• **Aim of the exercise**: In the entries below, identify every line with the string "this" and copy it.

• **Records shown**:
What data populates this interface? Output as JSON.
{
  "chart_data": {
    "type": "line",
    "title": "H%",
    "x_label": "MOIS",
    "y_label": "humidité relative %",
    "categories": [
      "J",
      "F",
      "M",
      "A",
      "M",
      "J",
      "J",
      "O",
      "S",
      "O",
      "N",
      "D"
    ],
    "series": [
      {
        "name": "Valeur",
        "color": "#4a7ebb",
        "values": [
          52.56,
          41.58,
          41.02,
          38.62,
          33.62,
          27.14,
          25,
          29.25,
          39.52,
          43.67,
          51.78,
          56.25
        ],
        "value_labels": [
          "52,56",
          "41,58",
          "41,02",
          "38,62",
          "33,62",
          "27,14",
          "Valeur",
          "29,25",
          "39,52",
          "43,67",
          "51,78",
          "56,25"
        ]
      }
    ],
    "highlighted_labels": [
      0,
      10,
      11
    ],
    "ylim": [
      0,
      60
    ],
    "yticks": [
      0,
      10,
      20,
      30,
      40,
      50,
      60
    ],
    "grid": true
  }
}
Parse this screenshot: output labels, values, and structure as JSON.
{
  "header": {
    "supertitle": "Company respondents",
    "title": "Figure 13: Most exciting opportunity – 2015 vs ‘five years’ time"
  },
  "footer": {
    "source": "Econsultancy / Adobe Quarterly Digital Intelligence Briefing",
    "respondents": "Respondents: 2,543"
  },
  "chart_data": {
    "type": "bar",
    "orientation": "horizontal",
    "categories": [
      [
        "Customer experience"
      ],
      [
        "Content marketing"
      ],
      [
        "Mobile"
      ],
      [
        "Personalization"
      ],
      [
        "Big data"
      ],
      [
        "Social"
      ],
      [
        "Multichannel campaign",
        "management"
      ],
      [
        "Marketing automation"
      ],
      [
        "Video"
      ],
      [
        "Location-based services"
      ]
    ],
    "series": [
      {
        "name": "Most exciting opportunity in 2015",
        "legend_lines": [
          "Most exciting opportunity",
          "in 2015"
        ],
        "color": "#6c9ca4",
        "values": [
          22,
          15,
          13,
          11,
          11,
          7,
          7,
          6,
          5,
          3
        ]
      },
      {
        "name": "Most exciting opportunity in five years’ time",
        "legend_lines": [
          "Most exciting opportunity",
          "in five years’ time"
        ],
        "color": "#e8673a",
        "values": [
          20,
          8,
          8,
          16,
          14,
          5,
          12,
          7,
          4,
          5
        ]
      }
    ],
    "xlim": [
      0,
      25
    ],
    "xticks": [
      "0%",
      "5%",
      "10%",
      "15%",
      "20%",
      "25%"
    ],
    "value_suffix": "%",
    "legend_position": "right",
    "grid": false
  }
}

• **Answer to the exercise**:
What data populates this interface? Output as JSON.
Parse this screenshot: output labels, values, and structure as JSON.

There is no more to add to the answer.